__The problem__.
Write out the listing beneath this instruction in its entirety, exactly as it reads.
* start Raw data *
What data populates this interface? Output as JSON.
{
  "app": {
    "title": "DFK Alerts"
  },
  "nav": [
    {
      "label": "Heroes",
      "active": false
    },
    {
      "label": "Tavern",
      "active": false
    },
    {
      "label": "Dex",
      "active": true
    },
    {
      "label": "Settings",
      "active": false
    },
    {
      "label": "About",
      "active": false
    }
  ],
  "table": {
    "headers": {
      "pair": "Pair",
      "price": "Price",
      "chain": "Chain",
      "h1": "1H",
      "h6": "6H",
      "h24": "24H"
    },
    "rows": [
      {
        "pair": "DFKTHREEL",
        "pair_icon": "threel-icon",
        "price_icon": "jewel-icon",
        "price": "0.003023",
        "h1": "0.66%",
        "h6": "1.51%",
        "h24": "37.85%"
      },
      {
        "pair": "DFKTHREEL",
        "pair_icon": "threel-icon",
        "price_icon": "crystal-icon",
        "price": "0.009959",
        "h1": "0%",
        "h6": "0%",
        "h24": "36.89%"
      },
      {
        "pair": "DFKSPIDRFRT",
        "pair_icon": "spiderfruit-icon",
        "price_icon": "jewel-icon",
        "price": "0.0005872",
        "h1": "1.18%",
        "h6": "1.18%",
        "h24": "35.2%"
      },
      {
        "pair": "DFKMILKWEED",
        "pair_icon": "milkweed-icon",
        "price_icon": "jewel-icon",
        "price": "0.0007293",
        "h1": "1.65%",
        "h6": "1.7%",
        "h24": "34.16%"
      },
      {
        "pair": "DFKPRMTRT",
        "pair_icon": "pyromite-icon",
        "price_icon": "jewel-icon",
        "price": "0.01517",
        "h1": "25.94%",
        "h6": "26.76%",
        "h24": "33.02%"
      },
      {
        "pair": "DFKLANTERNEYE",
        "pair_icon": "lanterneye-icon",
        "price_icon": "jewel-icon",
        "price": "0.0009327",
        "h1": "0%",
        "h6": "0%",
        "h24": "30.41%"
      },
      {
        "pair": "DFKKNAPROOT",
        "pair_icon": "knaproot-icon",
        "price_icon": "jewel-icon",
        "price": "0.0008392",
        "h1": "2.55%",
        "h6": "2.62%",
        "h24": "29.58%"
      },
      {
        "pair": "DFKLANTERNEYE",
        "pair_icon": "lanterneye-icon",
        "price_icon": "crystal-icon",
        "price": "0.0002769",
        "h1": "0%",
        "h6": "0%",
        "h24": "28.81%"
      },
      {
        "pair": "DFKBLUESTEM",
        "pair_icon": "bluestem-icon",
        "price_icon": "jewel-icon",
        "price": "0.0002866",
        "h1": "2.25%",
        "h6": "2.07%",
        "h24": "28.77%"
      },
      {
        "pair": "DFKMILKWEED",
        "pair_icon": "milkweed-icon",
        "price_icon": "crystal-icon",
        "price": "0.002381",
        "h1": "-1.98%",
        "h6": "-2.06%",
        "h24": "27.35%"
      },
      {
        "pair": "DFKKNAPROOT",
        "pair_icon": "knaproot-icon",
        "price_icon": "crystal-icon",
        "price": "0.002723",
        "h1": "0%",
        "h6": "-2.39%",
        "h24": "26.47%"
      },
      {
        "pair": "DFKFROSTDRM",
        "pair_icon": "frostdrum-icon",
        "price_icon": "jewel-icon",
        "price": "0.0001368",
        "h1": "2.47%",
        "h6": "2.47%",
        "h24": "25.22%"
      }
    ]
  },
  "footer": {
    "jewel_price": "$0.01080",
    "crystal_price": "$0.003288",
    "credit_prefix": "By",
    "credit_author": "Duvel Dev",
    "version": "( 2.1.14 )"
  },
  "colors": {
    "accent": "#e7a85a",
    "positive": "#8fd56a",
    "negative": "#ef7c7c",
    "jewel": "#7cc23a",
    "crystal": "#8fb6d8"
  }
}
* end Raw data *
__Answer for the task__.
What data populates this interface? Output as JSON.
{
  "app": {
    "title": "DFK Alerts"
  },
  "nav": [
    {
      "label": "Heroes",
      "active": false
    },
    {
      "label": "Tavern",
      "active": false
    },
    {
      "label": "Dex",
      "active": true
    },
    {
      "label": "Settings",
      "active": false
    },
    {
      "label": "About",
      "active": false
    }
  ],
  "table": {
    "headers": {
      "pair": "Pair",
      "price": "Price",
      "chain": "Chain",
      "h1": "1H",
      "h6": "6H",
      "h24": "24H"
    },
    "rows": [
      {
        "pair": "DFKTHREEL",
        "pair_icon": "threel-icon",
        "price_icon": "jewel-icon",
        "price": "0.003023",
        "h1": "0.66%",
        "h6": "1.51%",
        "h24": "37.85%"
      },
      {
        "pair": "DFKTHREEL",
        "pair_icon": "threel-icon",
        "price_icon": "crystal-icon",
        "price": "0.009959",
        "h1": "0%",
        "h6": "0%",
        "h24": "36.89%"
      },
      {
        "pair": "DFKSPIDRFRT",
        "pair_icon": "spiderfruit-icon",
        "price_icon": "jewel-icon",
        "price": "0.0005872",
        "h1": "1.18%",
        "h6": "1.18%",
        "h24": "35.2%"
      },
      {
        "pair": "DFKMILKWEED",
        "pair_icon": "milkweed-icon",
        "price_icon": "jewel-icon",
        "price": "0.0007293",
        "h1": "1.65%",
        "h6": "1.7%",
        "h24": "34.16%"
      },
      {
        "pair": "DFKPRMTRT",
        "pair_icon": "pyromite-icon",
        "price_icon": "jewel-icon",
        "price": "0.01517",
        "h1": "25.94%",
        "h6": "26.76%",
        "h24": "33.02%"
      },
      {
        "pair": "DFKLANTERNEYE",
        "pair_icon": "lanterneye-icon",
        "price_icon": "jewel-icon",
        "price": "0.0009327",
        "h1": "0%",
        "h6": "0%",
        "h24": "30.41%"
      },
      {
        "pair": "DFKKNAPROOT",
        "pair_icon": "knaproot-icon",
        "price_icon": "jewel-icon",
        "price": "0.0008392",
        "h1": "2.55%",
        "h6": "2.62%",
        "h24": "29.58%"
      },
      {
        "pair": "DFKLANTERNEYE",
        "pair_icon": "lanterneye-icon",
        "price_icon": "crystal-icon",
        "price": "0.0002769",
        "h1": "0%",
        "h6": "0%",
        "h24": "28.81%"
      },
      {
        "pair": "DFKBLUESTEM",
        "pair_icon": "bluestem-icon",
        "price_icon": "jewel-icon",
        "price": "0.0002866",
        "h1": "2.25%",
        "h6": "2.07%",
        "h24": "28.77%"
      },
      {
        "pair": "DFKMILKWEED",
        "pair_icon": "milkweed-icon",
        "price_icon": "crystal-icon",
        "price": "0.002381",
        "h1": "-1.98%",
        "h6": "-2.06%",
        "h24": "27.35%"
      },
      {
        "pair": "DFKKNAPROOT",
        "pair_icon": "knaproot-icon",
        "price_icon": "crystal-icon",
        "price": "0.002723",
        "h1": "0%",
        "h6": "-2.39%",
        "h24": "26.47%"
      },
      {
        "pair": "DFKFROSTDRM",
        "pair_icon": "frostdrum-icon",
        "price_icon": "jewel-icon",
        "price": "0.0001368",
        "h1": "2.47%",
        "h6": "2.47%",
        "h24": "25.22%"
      }
    ]
  },
  "footer": {
    "jewel_price": "$0.01080",
    "crystal_price": "$0.003288",
    "credit_prefix": "By",
    "credit_author": "Duvel Dev",
    "version": "( 2.1.14 )"
  },
  "colors": {
    "accent": "#e7a85a",
    "positive": "#8fd56a",
    "negative": "#ef7c7c",
    "jewel": "#7cc23a",
    "crystal": "#8fb6d8"
  }
}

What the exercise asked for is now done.